▶ **What the task requires**: Leave out any picture and return the remaining listing below exactly as given.

▶ **Input rows**:
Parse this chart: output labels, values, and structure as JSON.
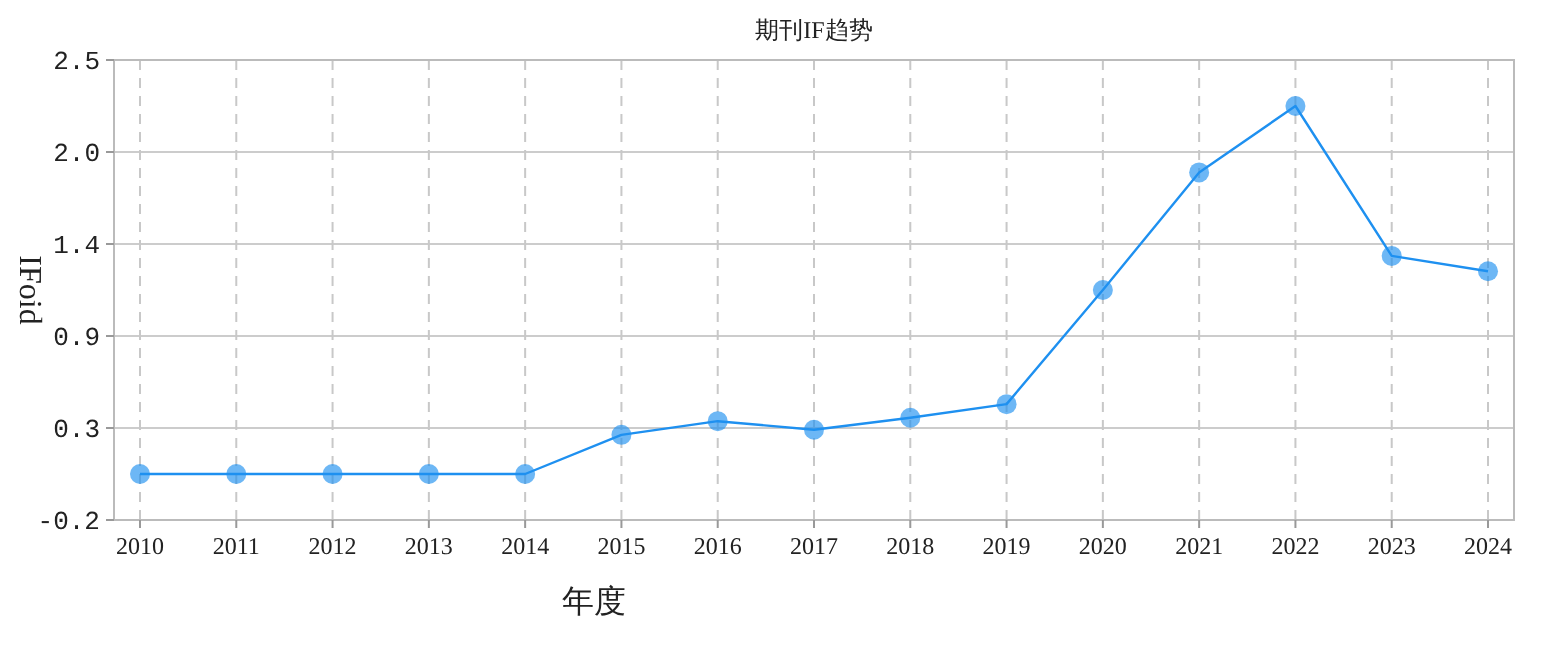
{
  "chart_data": {
    "type": "line",
    "title": "期刊IF趋势",
    "xlabel": "年度",
    "ylabel": "IFoid",
    "categories": [
      "2010",
      "2011",
      "2012",
      "2013",
      "2014",
      "2015",
      "2016",
      "2017",
      "2018",
      "2019",
      "2020",
      "2021",
      "2022",
      "2023",
      "2024"
    ],
    "series": [
      {
        "color": "#1e90f0",
        "values": [
          0.07,
          0.07,
          0.07,
          0.07,
          0.07,
          0.3,
          0.38,
          0.33,
          0.4,
          0.48,
          1.15,
          1.84,
          2.23,
          1.35,
          1.26
        ]
      }
    ],
    "ylim": [
      -0.2,
      2.5
    ],
    "yticks": [
      -0.2,
      {
        "value": 0.34,
        "label": "0.3"
      },
      {
        "value": 0.88,
        "label": "0.9"
      },
      {
        "value": 1.42,
        "label": "1.4"
      },
      {
        "value": 1.96,
        "label": "2.0"
      },
      2.5
    ],
    "grid": true,
    "marker": "circle",
    "line_style": "solid"
  }
}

▶ **Result of the task**:
Parse this chart: output labels, values, and structure as JSON.
{
  "chart_data": {
    "type": "line",
    "title": "期刊IF趋势",
    "xlabel": "年度",
    "ylabel": "IFoid",
    "categories": [
      "2010",
      "2011",
      "2012",
      "2013",
      "2014",
      "2015",
      "2016",
      "2017",
      "2018",
      "2019",
      "2020",
      "2021",
      "2022",
      "2023",
      "2024"
    ],
    "series": [
      {
        "color": "#1e90f0",
        "values": [
          0.07,
          0.07,
          0.07,
          0.07,
          0.07,
          0.3,
          0.38,
          0.33,
          0.4,
          0.48,
          1.15,
          1.84,
          2.23,
          1.35,
          1.26
        ]
      }
    ],
    "ylim": [
      -0.2,
      2.5
    ],
    "yticks": [
      -0.2,
      {
        "value": 0.34,
        "label": "0.3"
      },
      {
        "value": 0.88,
        "label": "0.9"
      },
      {
        "value": 1.42,
        "label": "1.4"
      },
      {
        "value": 1.96,
        "label": "2.0"
      },
      2.5
    ],
    "grid": true,
    "marker": "circle",
    "line_style": "solid"
  }
}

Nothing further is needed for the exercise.